-- What the exercise asks --
All records must be quoted exactly. Omit the pictures.

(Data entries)
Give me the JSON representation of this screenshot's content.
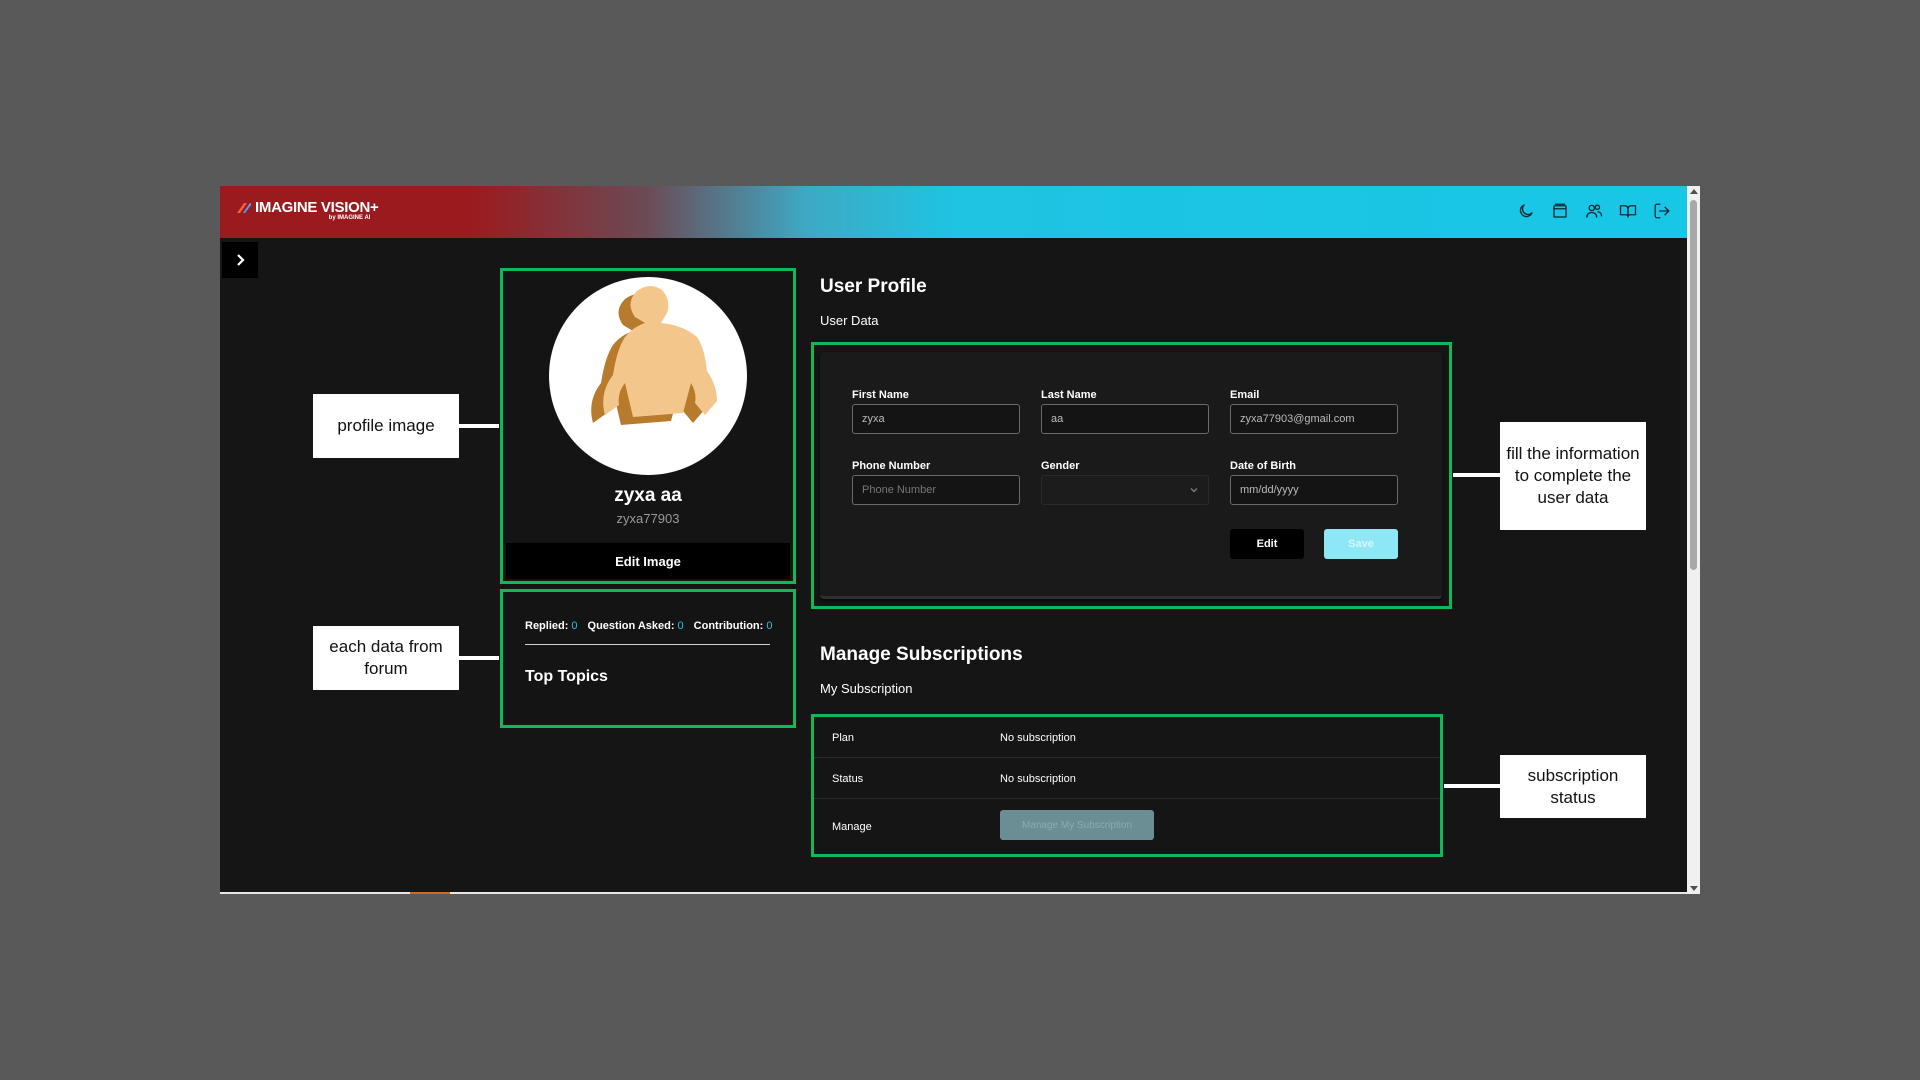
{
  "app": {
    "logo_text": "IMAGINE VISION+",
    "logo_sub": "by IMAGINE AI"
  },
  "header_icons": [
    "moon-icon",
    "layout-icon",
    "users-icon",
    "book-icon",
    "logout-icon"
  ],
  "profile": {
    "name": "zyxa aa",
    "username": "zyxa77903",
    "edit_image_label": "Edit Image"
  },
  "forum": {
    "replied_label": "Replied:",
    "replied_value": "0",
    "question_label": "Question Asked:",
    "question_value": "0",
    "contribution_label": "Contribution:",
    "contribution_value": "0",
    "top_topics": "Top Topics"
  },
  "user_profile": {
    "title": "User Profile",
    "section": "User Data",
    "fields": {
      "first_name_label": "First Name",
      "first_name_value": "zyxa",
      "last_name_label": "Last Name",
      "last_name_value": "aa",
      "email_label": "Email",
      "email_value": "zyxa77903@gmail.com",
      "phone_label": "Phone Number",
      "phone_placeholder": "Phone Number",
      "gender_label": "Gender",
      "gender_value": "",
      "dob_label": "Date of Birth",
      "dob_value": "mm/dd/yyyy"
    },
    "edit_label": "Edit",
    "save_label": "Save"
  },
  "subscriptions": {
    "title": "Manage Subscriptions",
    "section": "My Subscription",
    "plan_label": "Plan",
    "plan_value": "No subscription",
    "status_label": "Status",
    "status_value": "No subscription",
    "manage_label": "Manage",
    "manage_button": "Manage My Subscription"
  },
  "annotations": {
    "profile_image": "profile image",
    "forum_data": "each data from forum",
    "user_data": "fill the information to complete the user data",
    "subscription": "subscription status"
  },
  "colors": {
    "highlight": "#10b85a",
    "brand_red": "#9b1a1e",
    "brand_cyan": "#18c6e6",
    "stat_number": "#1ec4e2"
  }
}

-- Exercise response --
Give me the JSON representation of this screenshot's content.
{
  "app": {
    "logo_text": "IMAGINE VISION+",
    "logo_sub": "by IMAGINE AI"
  },
  "header_icons": [
    "moon-icon",
    "layout-icon",
    "users-icon",
    "book-icon",
    "logout-icon"
  ],
  "profile": {
    "name": "zyxa aa",
    "username": "zyxa77903",
    "edit_image_label": "Edit Image"
  },
  "forum": {
    "replied_label": "Replied:",
    "replied_value": "0",
    "question_label": "Question Asked:",
    "question_value": "0",
    "contribution_label": "Contribution:",
    "contribution_value": "0",
    "top_topics": "Top Topics"
  },
  "user_profile": {
    "title": "User Profile",
    "section": "User Data",
    "fields": {
      "first_name_label": "First Name",
      "first_name_value": "zyxa",
      "last_name_label": "Last Name",
      "last_name_value": "aa",
      "email_label": "Email",
      "email_value": "zyxa77903@gmail.com",
      "phone_label": "Phone Number",
      "phone_placeholder": "Phone Number",
      "gender_label": "Gender",
      "gender_value": "",
      "dob_label": "Date of Birth",
      "dob_value": "mm/dd/yyyy"
    },
    "edit_label": "Edit",
    "save_label": "Save"
  },
  "subscriptions": {
    "title": "Manage Subscriptions",
    "section": "My Subscription",
    "plan_label": "Plan",
    "plan_value": "No subscription",
    "status_label": "Status",
    "status_value": "No subscription",
    "manage_label": "Manage",
    "manage_button": "Manage My Subscription"
  },
  "annotations": {
    "profile_image": "profile image",
    "forum_data": "each data from forum",
    "user_data": "fill the information to complete the user data",
    "subscription": "subscription status"
  },
  "colors": {
    "highlight": "#10b85a",
    "brand_red": "#9b1a1e",
    "brand_cyan": "#18c6e6",
    "stat_number": "#1ec4e2"
  }
}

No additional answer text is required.